■ **Text to read**
The fact it looked like an immutable file is much more relevant though.
This is entirely right. The feature as it exists is insane if it doesn't guarantee consistent hashes. However, there are alternatives even in the face of an adversarial GitHub. Every software project could agree on a manifest format and some kind of PKI/WoT to distribute certificates.
In this case, it seems that GitHub was asked about it. From the thread linked in the article:
> After a fruitful exchange with GitHub support staff, I was able to confirm the following (quoting with their permission):
>> I checked with our team and they confirmed that we can expect the checksums for repository release archives, found at /archive/refs/tags/$tag, to be stable going forward. That cannot be said, however, for repository code download archives found at archive/v6.0.4.
>> It's totally understandable that users have come to expect a stable and consistent checksum value for these archives, which would be the case most of the time. However, it is not meant to be reliable or a way to distribute software releases and nothing in the software stack is made to try to produce consistent archives. This is no different from creating a tarball locally and trying verify it with the hash of the tarball someone created on their own machine.

■ **Data segment**
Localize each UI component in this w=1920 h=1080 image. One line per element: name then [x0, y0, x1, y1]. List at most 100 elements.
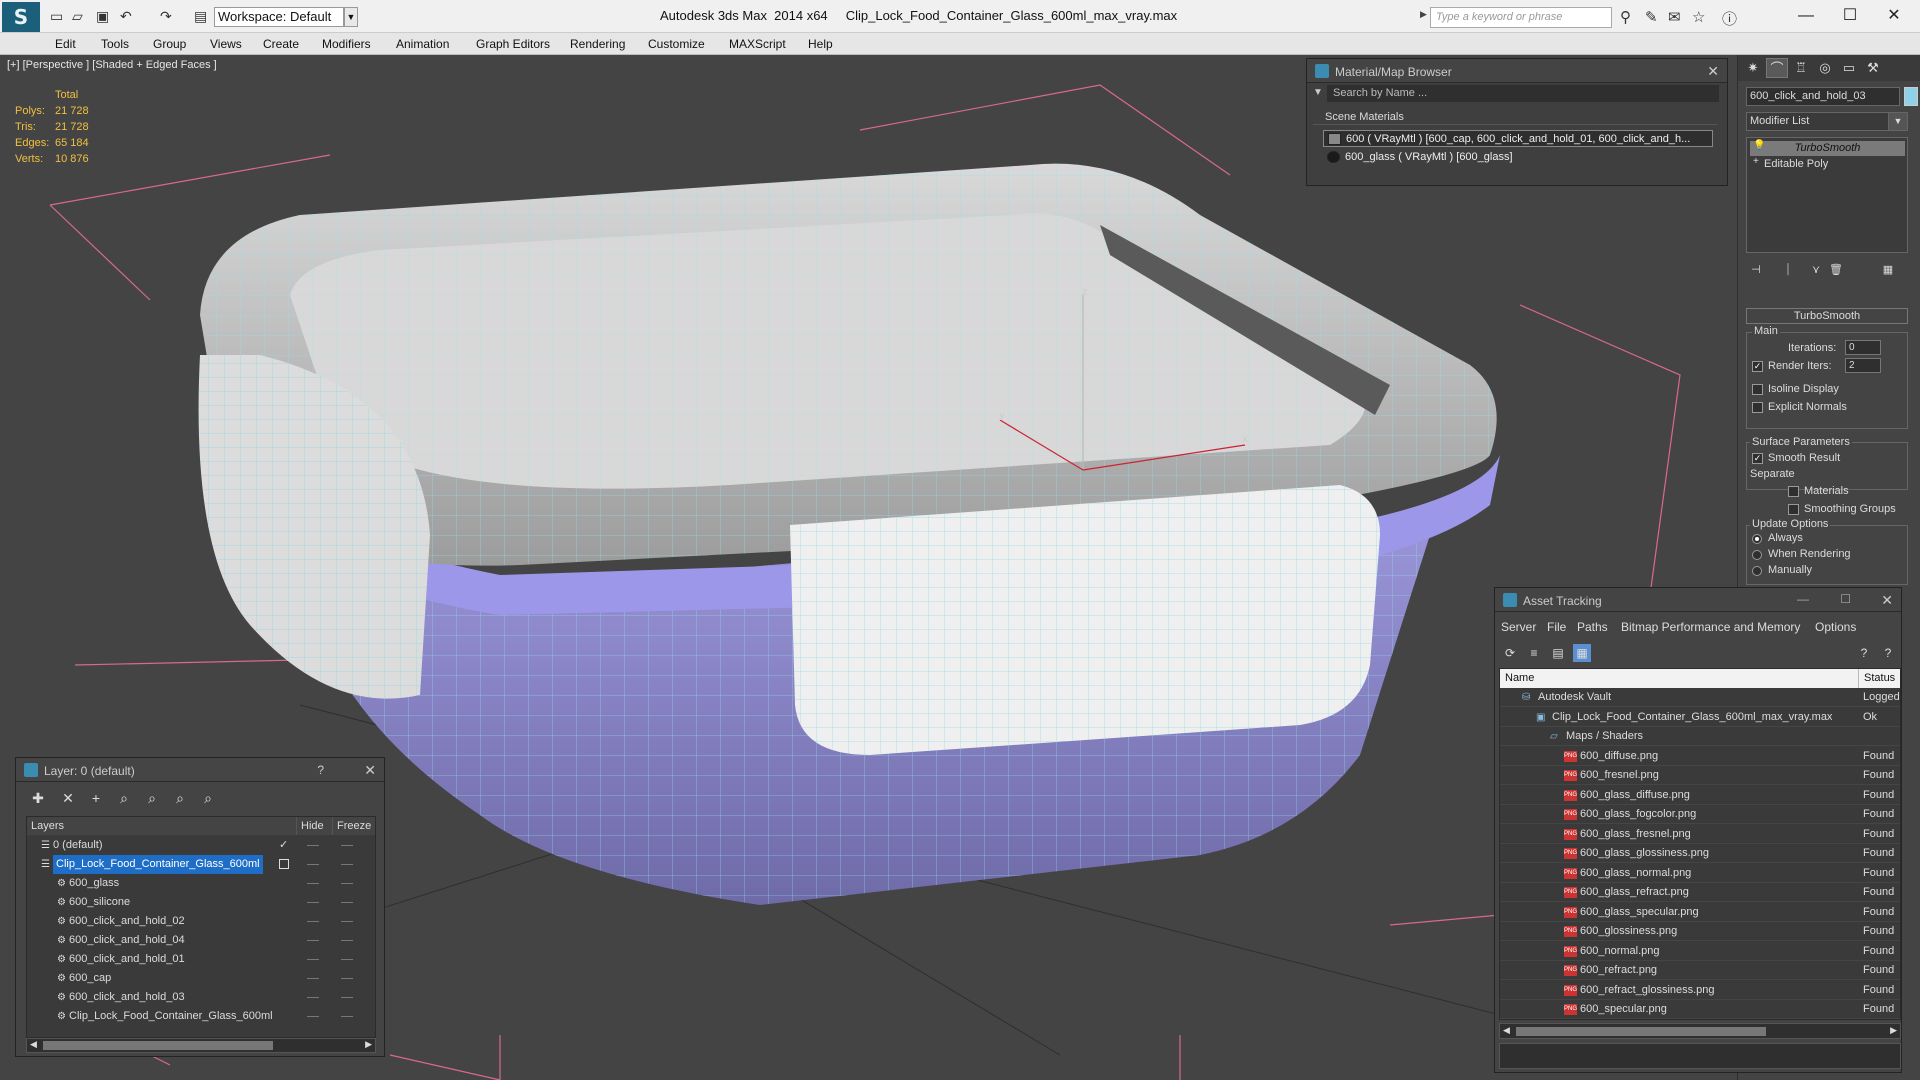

■ **To-do list**
1. Translate this sentence from the forum text on GitHub archive checksums into Spanish: "The feature as it exists is insane if it doesn't guarantee consistent hashes."
2. Restate the forum text on GitHub archive checksums, beginning at the words "This is entirely" and stopping after "to distribute certificates.", and use "open-source project" in place of "software project".
3. In the GitHub support reply quoted in the forum text on GitHub archive checksums, why can't users count on stable checksums for repository code download archives?

■ **Solutions per task**
1. La función, tal como existe, es una locura si no garantiza hashes consistentes.

2.
This is entirely right. The feature as it exists is insane if it doesn't guarantee consistent hashes. However, there are alternatives even in the face of an adversarial GitHub. Every open-source project could agree on a manifest format and some kind of PKI/WoT to distribute certificates.

3. Those archives are not meant to be reliable or to serve as a way to distribute software releases. Nothing in the software stack is built to produce consistent archives. The reply compares checking one against a published hash to verifying a tarball you created locally with the hash of a tarball someone else created on their own machine.